- PROBLEM TO WORK ON:
In the material below, find all lines with the string "screenshot" and copy them.
*** EXTRACTED ENTRIES ***
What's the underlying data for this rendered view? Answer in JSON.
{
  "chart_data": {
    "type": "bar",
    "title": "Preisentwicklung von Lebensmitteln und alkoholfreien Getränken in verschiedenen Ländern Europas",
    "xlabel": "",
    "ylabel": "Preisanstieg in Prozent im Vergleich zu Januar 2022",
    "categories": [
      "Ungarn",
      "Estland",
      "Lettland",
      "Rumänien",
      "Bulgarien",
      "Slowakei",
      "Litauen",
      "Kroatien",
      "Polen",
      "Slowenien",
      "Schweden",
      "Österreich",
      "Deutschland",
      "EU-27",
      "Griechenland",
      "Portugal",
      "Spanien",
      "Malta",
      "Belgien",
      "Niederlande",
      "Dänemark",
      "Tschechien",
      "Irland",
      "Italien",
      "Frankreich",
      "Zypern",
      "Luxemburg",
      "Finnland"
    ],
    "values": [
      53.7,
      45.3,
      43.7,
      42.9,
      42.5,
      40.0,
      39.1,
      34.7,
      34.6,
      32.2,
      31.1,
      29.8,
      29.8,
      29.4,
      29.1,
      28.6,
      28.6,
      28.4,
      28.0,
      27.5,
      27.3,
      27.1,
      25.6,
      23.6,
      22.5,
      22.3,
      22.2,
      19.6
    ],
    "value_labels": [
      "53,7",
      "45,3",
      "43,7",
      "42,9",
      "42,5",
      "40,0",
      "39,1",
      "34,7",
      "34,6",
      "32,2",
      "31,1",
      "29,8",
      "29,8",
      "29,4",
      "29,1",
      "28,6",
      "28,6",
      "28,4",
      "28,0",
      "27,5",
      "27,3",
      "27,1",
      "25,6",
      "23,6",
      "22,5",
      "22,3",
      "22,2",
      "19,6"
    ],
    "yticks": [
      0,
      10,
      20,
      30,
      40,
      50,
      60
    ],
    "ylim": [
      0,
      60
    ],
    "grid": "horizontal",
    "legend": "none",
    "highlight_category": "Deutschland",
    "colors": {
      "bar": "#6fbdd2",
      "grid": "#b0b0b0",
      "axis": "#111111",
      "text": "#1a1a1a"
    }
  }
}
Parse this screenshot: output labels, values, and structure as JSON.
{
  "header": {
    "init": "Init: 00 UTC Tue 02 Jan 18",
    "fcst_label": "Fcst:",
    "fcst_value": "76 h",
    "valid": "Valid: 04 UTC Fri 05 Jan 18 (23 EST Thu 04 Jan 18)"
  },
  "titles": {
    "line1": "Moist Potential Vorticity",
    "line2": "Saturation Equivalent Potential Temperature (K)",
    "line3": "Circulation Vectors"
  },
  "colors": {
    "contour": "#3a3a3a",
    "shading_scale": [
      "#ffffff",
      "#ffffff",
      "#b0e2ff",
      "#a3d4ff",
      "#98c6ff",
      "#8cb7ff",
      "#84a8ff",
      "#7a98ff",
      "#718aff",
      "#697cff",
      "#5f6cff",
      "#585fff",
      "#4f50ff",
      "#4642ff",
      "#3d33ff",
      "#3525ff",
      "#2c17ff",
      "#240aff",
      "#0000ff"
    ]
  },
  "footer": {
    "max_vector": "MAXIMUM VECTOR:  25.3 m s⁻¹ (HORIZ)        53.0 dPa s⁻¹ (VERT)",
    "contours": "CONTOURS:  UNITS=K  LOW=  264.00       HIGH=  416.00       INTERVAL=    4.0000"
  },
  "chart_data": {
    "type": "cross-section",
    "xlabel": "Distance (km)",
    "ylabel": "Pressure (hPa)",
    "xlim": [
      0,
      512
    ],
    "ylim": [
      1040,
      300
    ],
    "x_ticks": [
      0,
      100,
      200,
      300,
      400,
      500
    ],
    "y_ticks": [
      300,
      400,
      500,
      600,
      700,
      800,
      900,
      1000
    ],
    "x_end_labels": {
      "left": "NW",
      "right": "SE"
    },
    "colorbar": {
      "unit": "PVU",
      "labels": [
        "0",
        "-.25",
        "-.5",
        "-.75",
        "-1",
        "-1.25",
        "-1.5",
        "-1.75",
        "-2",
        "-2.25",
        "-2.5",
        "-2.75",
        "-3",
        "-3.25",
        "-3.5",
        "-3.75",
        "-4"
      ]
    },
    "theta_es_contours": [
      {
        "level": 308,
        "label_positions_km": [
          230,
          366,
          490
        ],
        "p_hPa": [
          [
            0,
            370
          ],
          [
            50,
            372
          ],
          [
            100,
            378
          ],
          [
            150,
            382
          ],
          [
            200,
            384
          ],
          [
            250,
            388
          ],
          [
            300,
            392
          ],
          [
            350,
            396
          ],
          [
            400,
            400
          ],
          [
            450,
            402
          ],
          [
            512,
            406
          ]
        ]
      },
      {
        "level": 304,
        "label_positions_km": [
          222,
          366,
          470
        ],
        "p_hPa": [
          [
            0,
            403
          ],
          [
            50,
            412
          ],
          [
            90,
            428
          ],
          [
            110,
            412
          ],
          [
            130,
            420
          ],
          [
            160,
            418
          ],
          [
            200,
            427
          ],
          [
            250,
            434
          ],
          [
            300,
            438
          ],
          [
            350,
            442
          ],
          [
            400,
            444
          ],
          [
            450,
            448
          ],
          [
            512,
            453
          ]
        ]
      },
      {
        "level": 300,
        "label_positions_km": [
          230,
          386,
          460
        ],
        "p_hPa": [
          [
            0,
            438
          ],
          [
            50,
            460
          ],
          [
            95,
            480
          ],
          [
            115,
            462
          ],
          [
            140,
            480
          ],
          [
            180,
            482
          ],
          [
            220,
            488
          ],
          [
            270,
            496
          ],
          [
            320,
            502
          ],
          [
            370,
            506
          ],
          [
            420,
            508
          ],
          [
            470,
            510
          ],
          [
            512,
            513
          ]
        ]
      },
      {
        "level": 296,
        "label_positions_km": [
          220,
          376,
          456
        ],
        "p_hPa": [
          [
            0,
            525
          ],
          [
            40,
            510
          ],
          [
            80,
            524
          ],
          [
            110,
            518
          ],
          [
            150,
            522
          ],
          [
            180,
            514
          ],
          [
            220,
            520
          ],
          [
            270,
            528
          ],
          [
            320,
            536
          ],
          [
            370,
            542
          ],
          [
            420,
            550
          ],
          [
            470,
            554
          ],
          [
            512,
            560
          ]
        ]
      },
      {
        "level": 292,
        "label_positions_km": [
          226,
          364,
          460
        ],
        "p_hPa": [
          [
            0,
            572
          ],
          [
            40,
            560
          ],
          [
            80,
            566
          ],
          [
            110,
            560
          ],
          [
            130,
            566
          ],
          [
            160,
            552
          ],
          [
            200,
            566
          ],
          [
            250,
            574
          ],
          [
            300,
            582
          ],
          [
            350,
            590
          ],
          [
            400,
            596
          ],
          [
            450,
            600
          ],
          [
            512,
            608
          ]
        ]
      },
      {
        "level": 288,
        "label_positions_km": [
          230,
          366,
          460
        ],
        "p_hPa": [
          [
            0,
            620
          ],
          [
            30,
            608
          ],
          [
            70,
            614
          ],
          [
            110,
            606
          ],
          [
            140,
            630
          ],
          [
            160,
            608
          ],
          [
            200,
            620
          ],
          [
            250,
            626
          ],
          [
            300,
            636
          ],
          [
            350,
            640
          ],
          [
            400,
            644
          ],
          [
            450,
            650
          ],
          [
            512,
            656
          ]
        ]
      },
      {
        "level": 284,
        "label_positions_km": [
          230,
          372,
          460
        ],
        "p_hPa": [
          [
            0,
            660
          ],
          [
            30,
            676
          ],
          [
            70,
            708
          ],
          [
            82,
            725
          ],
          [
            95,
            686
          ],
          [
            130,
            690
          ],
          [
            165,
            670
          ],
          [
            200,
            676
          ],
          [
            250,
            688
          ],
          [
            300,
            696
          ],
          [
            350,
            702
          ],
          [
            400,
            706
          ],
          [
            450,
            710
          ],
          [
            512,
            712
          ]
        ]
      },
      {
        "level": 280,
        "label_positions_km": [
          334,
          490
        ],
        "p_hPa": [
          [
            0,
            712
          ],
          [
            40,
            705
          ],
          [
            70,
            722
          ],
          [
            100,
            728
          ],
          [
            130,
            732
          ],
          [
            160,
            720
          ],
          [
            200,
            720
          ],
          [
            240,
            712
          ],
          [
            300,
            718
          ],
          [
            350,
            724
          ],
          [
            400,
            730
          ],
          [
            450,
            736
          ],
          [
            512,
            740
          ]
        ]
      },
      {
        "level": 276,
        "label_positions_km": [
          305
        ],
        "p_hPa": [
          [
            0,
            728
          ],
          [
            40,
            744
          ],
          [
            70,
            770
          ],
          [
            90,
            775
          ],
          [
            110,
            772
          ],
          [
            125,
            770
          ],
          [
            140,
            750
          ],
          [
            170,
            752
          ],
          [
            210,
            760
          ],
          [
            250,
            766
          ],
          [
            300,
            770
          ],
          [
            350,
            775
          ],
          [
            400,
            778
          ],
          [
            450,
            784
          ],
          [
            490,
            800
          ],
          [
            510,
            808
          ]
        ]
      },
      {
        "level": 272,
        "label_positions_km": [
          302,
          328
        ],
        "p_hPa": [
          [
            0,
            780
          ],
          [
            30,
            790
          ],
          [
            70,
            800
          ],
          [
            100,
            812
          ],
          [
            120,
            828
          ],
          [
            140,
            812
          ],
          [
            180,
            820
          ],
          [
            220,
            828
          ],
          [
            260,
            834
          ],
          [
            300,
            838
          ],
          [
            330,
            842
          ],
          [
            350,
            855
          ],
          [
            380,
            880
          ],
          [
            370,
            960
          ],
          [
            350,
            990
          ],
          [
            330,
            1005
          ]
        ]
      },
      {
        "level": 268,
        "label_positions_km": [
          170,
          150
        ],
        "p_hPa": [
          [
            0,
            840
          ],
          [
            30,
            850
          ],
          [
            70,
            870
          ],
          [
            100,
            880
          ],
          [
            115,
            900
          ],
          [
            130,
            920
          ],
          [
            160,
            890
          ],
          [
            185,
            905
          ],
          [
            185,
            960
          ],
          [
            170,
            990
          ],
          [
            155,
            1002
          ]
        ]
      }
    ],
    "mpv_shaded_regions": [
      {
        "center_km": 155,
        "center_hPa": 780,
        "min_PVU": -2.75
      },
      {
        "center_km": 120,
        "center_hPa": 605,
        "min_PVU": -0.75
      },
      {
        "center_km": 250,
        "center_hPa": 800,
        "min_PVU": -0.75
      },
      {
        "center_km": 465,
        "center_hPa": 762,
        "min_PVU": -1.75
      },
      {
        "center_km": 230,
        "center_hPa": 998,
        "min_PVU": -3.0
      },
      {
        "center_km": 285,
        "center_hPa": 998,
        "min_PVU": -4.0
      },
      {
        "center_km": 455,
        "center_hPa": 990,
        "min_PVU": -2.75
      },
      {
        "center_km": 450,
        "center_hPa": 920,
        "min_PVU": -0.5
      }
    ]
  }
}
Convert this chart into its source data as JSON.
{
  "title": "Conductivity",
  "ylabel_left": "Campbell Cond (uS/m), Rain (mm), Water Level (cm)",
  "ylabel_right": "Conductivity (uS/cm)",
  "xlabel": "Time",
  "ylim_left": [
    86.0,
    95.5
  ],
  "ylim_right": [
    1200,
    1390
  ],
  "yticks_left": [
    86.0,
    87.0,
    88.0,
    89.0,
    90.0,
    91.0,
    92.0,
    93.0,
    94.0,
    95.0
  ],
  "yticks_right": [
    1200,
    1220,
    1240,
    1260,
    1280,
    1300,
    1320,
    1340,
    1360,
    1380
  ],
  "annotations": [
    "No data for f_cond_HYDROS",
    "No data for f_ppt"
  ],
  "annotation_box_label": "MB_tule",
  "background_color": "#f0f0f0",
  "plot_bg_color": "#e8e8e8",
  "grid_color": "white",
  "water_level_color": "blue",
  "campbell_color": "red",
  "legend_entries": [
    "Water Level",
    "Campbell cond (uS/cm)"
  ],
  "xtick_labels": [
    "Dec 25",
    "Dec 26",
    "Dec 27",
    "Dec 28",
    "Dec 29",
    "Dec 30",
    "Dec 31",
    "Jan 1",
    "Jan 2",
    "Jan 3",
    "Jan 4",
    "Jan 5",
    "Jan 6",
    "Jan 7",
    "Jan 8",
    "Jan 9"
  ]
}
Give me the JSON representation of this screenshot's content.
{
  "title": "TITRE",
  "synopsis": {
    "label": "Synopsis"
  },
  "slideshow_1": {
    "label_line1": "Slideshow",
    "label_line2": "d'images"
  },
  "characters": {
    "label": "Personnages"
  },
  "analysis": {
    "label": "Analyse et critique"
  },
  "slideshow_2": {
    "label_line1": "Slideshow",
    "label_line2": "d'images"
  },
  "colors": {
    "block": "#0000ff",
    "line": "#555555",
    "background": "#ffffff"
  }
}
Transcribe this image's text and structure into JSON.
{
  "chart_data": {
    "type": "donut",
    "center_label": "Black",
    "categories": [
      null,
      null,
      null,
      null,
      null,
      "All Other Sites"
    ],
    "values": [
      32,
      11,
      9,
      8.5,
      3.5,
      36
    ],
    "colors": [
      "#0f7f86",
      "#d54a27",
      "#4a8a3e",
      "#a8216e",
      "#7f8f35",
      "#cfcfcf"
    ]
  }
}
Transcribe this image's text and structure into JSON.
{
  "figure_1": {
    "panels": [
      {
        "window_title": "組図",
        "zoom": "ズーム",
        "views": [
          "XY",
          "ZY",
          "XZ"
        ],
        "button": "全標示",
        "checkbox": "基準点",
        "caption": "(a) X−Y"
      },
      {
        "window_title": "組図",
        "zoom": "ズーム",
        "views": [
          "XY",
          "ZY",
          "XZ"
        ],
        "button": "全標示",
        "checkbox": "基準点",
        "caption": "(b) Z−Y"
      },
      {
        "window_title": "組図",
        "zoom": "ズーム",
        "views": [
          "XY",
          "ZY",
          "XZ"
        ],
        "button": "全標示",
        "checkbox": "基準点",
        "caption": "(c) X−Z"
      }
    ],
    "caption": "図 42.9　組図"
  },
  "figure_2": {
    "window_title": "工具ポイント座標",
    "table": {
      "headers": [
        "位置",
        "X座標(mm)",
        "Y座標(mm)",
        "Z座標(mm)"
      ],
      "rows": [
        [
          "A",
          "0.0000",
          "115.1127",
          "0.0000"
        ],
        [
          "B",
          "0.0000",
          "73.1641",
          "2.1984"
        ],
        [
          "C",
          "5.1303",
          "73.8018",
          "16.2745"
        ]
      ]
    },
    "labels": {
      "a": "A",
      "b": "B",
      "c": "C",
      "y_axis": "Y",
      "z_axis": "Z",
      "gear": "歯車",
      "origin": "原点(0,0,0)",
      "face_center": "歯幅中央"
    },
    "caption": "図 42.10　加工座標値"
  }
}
***
- RESULT OF THE EXERCISE:
Parse this screenshot: output labels, values, and structure as JSON.
Give me the JSON representation of this screenshot's content.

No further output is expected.